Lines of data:
• • • • •

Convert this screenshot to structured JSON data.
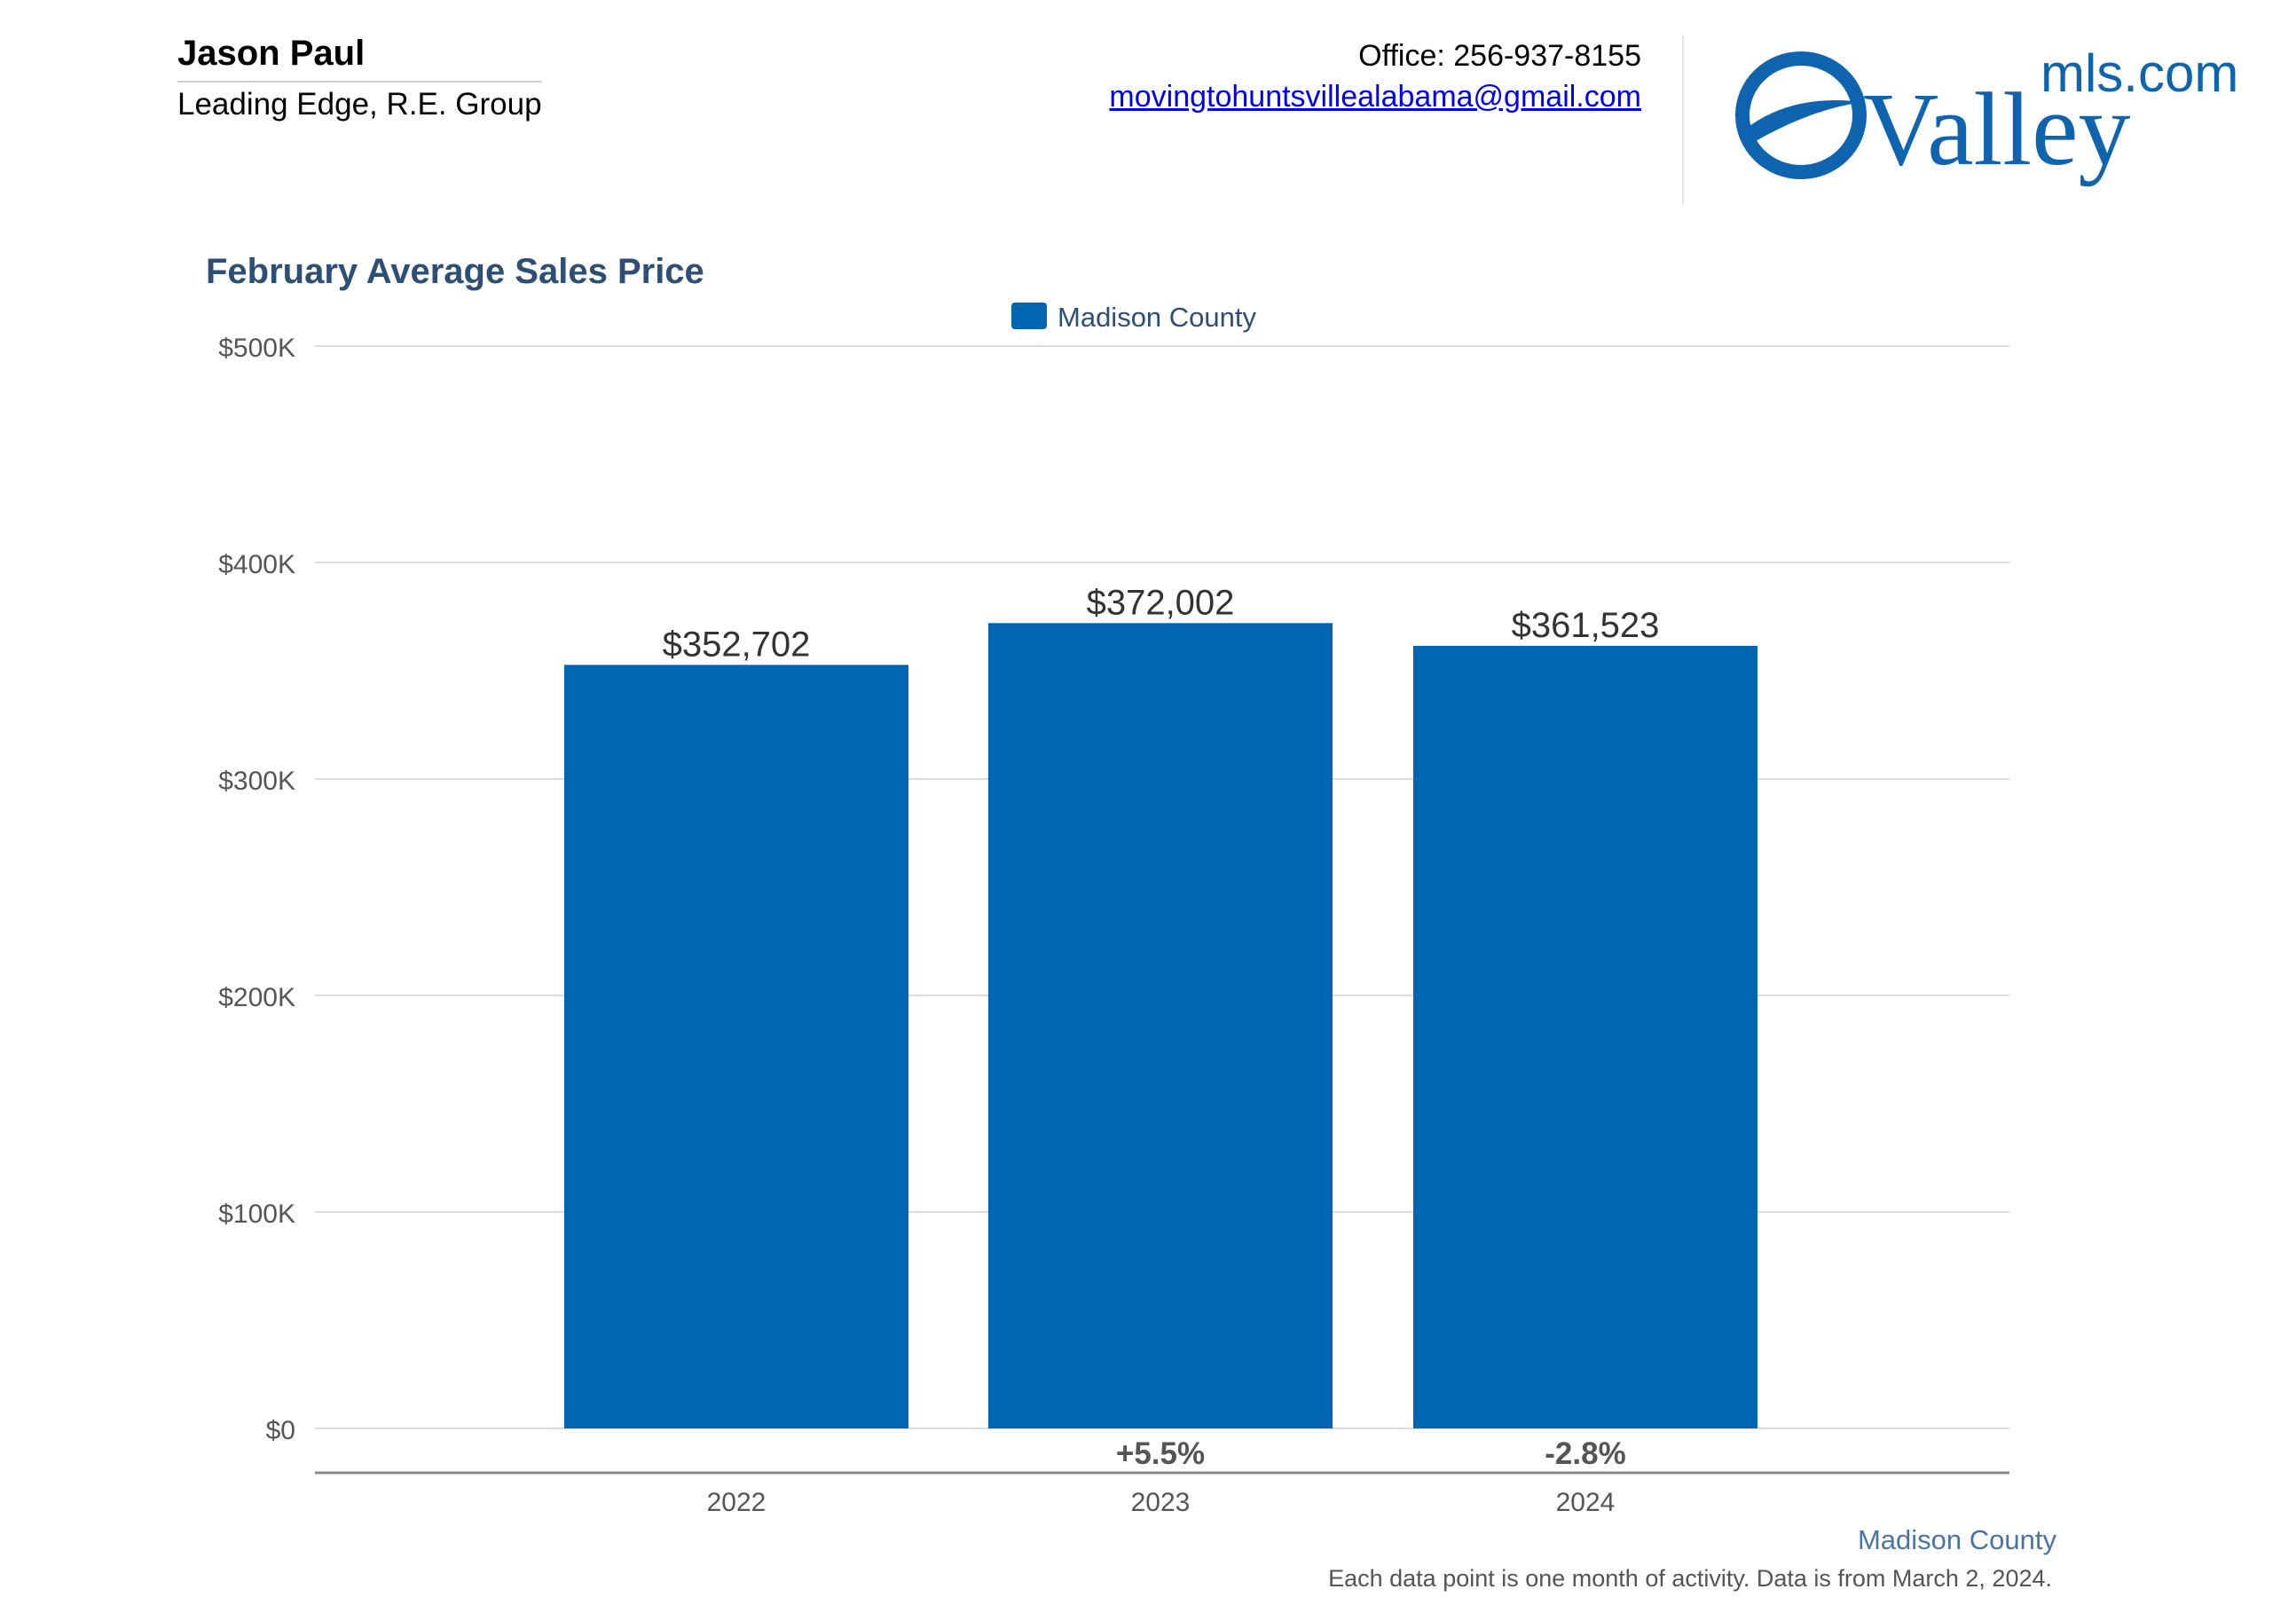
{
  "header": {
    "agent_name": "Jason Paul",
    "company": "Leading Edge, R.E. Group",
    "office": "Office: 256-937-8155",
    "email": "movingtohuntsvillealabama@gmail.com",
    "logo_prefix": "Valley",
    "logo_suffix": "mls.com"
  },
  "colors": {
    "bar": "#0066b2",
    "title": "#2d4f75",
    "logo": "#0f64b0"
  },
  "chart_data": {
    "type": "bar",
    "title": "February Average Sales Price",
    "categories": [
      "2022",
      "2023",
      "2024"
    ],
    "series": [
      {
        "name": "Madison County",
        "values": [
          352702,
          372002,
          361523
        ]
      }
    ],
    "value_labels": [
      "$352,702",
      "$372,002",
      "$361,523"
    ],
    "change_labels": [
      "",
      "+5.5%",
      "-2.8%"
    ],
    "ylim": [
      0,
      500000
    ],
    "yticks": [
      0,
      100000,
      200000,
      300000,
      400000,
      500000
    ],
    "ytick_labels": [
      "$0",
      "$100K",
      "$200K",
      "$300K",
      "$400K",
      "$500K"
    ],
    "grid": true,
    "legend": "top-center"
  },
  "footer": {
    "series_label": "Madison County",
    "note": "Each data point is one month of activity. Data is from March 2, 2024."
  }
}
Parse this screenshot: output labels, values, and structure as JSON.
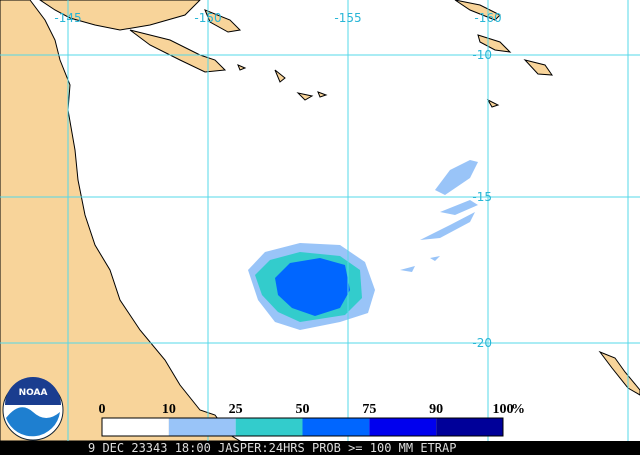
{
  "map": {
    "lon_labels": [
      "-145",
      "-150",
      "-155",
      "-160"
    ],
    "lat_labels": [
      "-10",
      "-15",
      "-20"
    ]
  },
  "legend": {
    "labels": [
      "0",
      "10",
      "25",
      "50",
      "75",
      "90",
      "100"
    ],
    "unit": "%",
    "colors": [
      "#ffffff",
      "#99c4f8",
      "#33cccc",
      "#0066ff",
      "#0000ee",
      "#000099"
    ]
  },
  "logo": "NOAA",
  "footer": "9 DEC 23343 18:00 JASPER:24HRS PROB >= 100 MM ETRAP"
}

• • • • •

Direction: Return all the entries word for word, but omit any pictures they contain.

Complete answer:
Convert this screenshot to structured JSON data.
{
  "header": {
    "agent_name": "Jason Paul",
    "company": "Leading Edge, R.E. Group",
    "office": "Office: 256-937-8155",
    "email": "movingtohuntsvillealabama@gmail.com",
    "logo_prefix": "Valley",
    "logo_suffix": "mls.com"
  },
  "colors": {
    "bar": "#0066b2",
    "title": "#2d4f75",
    "logo": "#0f64b0"
  },
  "chart_data": {
    "type": "bar",
    "title": "February Average Sales Price",
    "categories": [
      "2022",
      "2023",
      "2024"
    ],
    "series": [
      {
        "name": "Madison County",
        "values": [
          352702,
          372002,
          361523
        ]
      }
    ],
    "value_labels": [
      "$352,702",
      "$372,002",
      "$361,523"
    ],
    "change_labels": [
      "",
      "+5.5%",
      "-2.8%"
    ],
    "ylim": [
      0,
      500000
    ],
    "yticks": [
      0,
      100000,
      200000,
      300000,
      400000,
      500000
    ],
    "ytick_labels": [
      "$0",
      "$100K",
      "$200K",
      "$300K",
      "$400K",
      "$500K"
    ],
    "grid": true,
    "legend": "top-center"
  },
  "footer": {
    "series_label": "Madison County",
    "note": "Each data point is one month of activity. Data is from March 2, 2024."
  }
}
Parse this screenshot: output labels, values, and structure as JSON.
{
  "map": {
    "lon_labels": [
      "-145",
      "-150",
      "-155",
      "-160"
    ],
    "lat_labels": [
      "-10",
      "-15",
      "-20"
    ]
  },
  "legend": {
    "labels": [
      "0",
      "10",
      "25",
      "50",
      "75",
      "90",
      "100"
    ],
    "unit": "%",
    "colors": [
      "#ffffff",
      "#99c4f8",
      "#33cccc",
      "#0066ff",
      "#0000ee",
      "#000099"
    ]
  },
  "logo": "NOAA",
  "footer": "9 DEC 23343 18:00 JASPER:24HRS PROB >= 100 MM ETRAP"
}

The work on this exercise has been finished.